# Start of Information given

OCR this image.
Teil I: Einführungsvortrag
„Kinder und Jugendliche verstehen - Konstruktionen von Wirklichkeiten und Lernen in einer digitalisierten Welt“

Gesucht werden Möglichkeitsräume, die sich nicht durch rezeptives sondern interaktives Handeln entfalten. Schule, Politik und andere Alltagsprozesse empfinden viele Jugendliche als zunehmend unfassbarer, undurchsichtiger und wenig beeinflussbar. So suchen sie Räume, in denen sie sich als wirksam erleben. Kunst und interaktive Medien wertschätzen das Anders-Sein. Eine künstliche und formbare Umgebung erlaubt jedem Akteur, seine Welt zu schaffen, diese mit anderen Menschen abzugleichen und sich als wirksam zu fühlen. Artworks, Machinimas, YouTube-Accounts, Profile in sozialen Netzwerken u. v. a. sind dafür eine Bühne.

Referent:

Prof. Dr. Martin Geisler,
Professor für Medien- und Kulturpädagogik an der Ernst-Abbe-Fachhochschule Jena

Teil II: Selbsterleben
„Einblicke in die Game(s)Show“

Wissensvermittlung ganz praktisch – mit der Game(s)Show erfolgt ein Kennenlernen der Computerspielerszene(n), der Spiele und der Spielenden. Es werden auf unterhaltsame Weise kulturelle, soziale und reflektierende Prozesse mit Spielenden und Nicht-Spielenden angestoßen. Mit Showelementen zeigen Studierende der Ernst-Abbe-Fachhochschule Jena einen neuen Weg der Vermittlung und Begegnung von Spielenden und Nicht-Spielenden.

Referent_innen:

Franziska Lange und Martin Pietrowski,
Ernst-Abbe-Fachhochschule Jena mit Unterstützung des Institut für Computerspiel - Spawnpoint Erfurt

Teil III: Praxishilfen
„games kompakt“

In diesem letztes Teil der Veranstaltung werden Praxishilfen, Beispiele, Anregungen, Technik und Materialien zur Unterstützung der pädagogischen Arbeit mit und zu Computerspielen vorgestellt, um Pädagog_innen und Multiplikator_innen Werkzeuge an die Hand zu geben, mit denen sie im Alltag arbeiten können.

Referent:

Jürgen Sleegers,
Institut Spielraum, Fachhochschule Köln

# End of Information given

# [Work required]
Extract from the material all lines containing the string "Martin".

# [In response]
Prof. Dr. Martin Geisler,
Franziska Lange und Martin Pietrowski,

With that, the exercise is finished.